# Prompt:
For the entries that appear below, write out the exact text and omit the pictures.

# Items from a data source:
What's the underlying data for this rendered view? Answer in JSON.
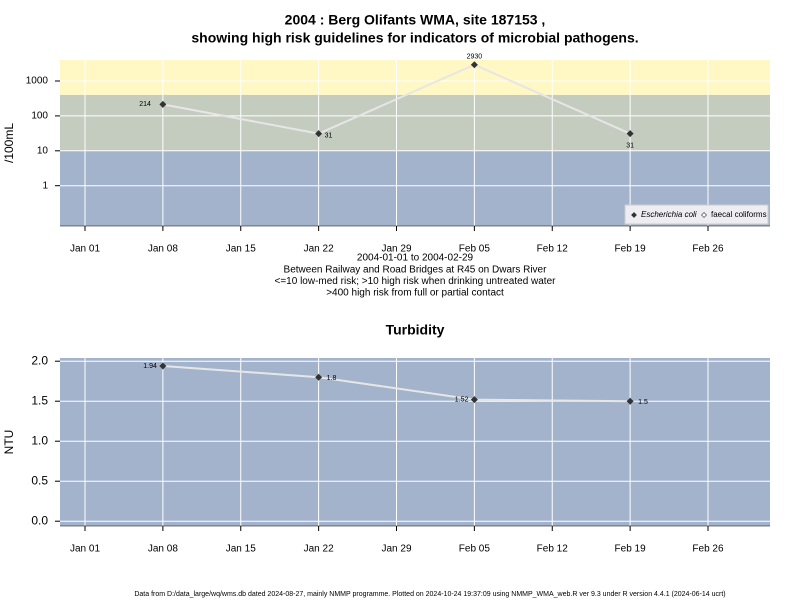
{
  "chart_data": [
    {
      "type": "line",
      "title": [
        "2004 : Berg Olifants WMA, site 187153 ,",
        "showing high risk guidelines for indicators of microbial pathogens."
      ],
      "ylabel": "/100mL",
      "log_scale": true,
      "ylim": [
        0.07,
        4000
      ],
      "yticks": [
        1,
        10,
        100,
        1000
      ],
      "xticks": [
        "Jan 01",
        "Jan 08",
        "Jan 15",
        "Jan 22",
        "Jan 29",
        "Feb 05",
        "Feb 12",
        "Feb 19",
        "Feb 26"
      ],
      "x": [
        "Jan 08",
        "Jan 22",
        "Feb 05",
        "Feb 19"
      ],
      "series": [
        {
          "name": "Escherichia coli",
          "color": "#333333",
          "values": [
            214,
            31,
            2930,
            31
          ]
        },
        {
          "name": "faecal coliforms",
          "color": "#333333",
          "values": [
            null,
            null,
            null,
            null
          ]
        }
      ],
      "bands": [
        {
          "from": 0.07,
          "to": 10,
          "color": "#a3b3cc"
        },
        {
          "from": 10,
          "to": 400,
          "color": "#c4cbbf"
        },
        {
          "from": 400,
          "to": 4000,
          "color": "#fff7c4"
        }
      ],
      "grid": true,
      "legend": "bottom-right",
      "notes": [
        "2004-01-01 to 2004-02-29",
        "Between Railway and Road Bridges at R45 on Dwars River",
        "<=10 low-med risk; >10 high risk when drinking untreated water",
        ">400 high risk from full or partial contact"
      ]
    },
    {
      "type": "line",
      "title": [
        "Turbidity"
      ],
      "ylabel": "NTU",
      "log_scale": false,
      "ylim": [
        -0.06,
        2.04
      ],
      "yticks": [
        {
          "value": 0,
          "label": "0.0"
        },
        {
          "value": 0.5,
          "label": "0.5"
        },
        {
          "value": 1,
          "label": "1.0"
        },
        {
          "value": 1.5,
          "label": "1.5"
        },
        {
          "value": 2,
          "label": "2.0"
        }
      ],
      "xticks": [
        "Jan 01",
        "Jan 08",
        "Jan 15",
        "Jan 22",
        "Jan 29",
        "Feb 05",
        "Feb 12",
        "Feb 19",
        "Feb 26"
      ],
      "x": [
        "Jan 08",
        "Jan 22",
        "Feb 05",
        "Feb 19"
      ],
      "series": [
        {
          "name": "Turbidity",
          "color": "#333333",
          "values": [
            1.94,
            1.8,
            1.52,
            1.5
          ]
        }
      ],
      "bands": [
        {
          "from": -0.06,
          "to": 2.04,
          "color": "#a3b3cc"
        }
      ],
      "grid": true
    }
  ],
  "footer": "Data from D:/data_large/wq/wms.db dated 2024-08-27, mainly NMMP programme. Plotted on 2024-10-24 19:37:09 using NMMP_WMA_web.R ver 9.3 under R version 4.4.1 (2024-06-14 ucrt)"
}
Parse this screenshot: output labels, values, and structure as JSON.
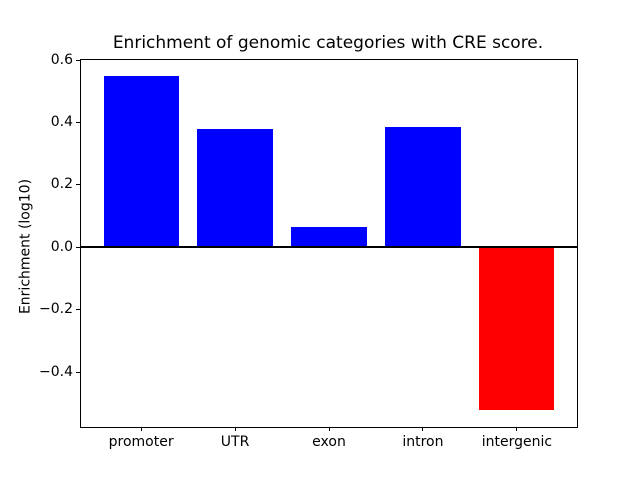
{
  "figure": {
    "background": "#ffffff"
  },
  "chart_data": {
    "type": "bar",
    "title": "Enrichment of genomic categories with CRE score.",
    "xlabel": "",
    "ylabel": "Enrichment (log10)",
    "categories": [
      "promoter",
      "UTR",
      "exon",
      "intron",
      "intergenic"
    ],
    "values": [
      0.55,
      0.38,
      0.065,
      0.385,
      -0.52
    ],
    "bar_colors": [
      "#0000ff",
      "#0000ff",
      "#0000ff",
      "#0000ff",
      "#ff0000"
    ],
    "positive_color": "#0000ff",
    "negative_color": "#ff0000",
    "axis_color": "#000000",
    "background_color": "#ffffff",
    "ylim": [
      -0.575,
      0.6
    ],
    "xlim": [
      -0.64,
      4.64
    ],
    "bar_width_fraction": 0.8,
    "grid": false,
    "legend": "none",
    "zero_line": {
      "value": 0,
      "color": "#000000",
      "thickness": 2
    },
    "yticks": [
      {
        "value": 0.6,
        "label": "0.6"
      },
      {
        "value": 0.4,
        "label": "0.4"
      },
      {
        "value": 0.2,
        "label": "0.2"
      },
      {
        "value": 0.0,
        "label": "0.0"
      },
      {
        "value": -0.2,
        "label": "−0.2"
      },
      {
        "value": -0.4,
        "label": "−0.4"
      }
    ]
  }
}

# Exercise response:
What's the underlying data for this rendered view? Answer in JSON.
{
  "chart_data": [
    {
      "type": "line",
      "title": [
        "2004 : Berg Olifants WMA, site 187153 ,",
        "showing high risk guidelines for indicators of microbial pathogens."
      ],
      "ylabel": "/100mL",
      "log_scale": true,
      "ylim": [
        0.07,
        4000
      ],
      "yticks": [
        1,
        10,
        100,
        1000
      ],
      "xticks": [
        "Jan 01",
        "Jan 08",
        "Jan 15",
        "Jan 22",
        "Jan 29",
        "Feb 05",
        "Feb 12",
        "Feb 19",
        "Feb 26"
      ],
      "x": [
        "Jan 08",
        "Jan 22",
        "Feb 05",
        "Feb 19"
      ],
      "series": [
        {
          "name": "Escherichia coli",
          "color": "#333333",
          "values": [
            214,
            31,
            2930,
            31
          ]
        },
        {
          "name": "faecal coliforms",
          "color": "#333333",
          "values": [
            null,
            null,
            null,
            null
          ]
        }
      ],
      "bands": [
        {
          "from": 0.07,
          "to": 10,
          "color": "#a3b3cc"
        },
        {
          "from": 10,
          "to": 400,
          "color": "#c4cbbf"
        },
        {
          "from": 400,
          "to": 4000,
          "color": "#fff7c4"
        }
      ],
      "grid": true,
      "legend": "bottom-right",
      "notes": [
        "2004-01-01 to 2004-02-29",
        "Between Railway and Road Bridges at R45 on Dwars River",
        "<=10 low-med risk; >10 high risk when drinking untreated water",
        ">400 high risk from full or partial contact"
      ]
    },
    {
      "type": "line",
      "title": [
        "Turbidity"
      ],
      "ylabel": "NTU",
      "log_scale": false,
      "ylim": [
        -0.06,
        2.04
      ],
      "yticks": [
        {
          "value": 0,
          "label": "0.0"
        },
        {
          "value": 0.5,
          "label": "0.5"
        },
        {
          "value": 1,
          "label": "1.0"
        },
        {
          "value": 1.5,
          "label": "1.5"
        },
        {
          "value": 2,
          "label": "2.0"
        }
      ],
      "xticks": [
        "Jan 01",
        "Jan 08",
        "Jan 15",
        "Jan 22",
        "Jan 29",
        "Feb 05",
        "Feb 12",
        "Feb 19",
        "Feb 26"
      ],
      "x": [
        "Jan 08",
        "Jan 22",
        "Feb 05",
        "Feb 19"
      ],
      "series": [
        {
          "name": "Turbidity",
          "color": "#333333",
          "values": [
            1.94,
            1.8,
            1.52,
            1.5
          ]
        }
      ],
      "bands": [
        {
          "from": -0.06,
          "to": 2.04,
          "color": "#a3b3cc"
        }
      ],
      "grid": true
    }
  ],
  "footer": "Data from D:/data_large/wq/wms.db dated 2024-08-27, mainly NMMP programme. Plotted on 2024-10-24 19:37:09 using NMMP_WMA_web.R ver 9.3 under R version 4.4.1 (2024-06-14 ucrt)"
}
Parse this screenshot: output labels, values, and structure as JSON.
{
  "figure": {
    "background": "#ffffff"
  },
  "chart_data": {
    "type": "bar",
    "title": "Enrichment of genomic categories with CRE score.",
    "xlabel": "",
    "ylabel": "Enrichment (log10)",
    "categories": [
      "promoter",
      "UTR",
      "exon",
      "intron",
      "intergenic"
    ],
    "values": [
      0.55,
      0.38,
      0.065,
      0.385,
      -0.52
    ],
    "bar_colors": [
      "#0000ff",
      "#0000ff",
      "#0000ff",
      "#0000ff",
      "#ff0000"
    ],
    "positive_color": "#0000ff",
    "negative_color": "#ff0000",
    "axis_color": "#000000",
    "background_color": "#ffffff",
    "ylim": [
      -0.575,
      0.6
    ],
    "xlim": [
      -0.64,
      4.64
    ],
    "bar_width_fraction": 0.8,
    "grid": false,
    "legend": "none",
    "zero_line": {
      "value": 0,
      "color": "#000000",
      "thickness": 2
    },
    "yticks": [
      {
        "value": 0.6,
        "label": "0.6"
      },
      {
        "value": 0.4,
        "label": "0.4"
      },
      {
        "value": 0.2,
        "label": "0.2"
      },
      {
        "value": 0.0,
        "label": "0.0"
      },
      {
        "value": -0.2,
        "label": "−0.2"
      },
      {
        "value": -0.4,
        "label": "−0.4"
      }
    ]
  }
}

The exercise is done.